◆ **GOAL**
Reading the listing below, count the lines that contain the word "COMO" and give that count alone.

— start DATA PROVIDED —

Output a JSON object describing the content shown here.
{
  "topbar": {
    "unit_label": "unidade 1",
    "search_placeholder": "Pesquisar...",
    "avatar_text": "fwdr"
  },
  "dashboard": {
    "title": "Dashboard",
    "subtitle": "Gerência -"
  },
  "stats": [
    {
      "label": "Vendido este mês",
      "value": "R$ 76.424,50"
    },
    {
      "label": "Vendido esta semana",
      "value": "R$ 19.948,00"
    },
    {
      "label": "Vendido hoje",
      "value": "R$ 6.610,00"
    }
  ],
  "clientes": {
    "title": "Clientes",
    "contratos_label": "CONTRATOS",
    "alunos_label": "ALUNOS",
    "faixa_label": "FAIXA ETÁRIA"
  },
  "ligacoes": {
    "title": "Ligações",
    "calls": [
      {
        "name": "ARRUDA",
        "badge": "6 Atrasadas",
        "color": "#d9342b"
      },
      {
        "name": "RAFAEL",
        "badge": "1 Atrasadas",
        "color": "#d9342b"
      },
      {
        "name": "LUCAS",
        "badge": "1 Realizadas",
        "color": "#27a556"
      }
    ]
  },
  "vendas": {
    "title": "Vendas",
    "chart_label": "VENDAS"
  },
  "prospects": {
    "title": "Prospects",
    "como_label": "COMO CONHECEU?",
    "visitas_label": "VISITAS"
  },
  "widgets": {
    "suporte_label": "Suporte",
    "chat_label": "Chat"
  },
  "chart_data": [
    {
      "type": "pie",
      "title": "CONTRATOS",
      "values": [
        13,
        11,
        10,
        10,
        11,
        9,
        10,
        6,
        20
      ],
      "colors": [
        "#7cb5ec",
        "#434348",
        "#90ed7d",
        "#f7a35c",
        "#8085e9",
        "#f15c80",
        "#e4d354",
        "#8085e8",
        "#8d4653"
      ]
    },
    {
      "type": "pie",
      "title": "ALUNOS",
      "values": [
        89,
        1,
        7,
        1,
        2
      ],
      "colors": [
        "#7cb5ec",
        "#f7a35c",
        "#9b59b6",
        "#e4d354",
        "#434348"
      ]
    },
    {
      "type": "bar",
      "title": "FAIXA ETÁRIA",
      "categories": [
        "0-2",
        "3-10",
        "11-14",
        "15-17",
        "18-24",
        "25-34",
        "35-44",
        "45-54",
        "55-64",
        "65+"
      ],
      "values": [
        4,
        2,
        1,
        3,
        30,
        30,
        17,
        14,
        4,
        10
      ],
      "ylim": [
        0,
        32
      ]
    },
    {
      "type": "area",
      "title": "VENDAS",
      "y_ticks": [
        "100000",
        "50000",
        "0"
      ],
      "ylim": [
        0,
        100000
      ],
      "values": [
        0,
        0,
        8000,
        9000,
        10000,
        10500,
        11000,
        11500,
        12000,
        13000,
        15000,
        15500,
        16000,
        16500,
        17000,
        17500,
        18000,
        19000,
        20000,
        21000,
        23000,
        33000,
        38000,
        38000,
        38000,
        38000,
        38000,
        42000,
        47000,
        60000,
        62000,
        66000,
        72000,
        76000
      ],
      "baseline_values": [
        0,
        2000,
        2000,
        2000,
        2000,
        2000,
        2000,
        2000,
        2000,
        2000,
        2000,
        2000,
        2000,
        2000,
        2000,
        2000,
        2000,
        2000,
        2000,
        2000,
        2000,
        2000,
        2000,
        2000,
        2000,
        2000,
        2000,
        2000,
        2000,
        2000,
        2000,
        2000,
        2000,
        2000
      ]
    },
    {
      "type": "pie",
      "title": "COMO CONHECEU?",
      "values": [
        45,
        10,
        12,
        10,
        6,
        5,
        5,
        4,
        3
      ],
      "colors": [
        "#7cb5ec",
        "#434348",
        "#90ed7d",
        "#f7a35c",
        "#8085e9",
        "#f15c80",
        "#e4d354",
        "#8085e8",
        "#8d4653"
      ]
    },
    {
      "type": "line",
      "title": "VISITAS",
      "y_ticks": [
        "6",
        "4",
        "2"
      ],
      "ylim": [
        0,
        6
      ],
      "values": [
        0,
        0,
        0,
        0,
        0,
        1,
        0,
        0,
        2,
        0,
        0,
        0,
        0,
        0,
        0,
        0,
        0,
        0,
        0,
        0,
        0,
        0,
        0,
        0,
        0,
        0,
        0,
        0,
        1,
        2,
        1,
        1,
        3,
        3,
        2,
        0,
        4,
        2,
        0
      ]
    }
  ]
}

— end DATA PROVIDED —

◆ **THE RESULT**
2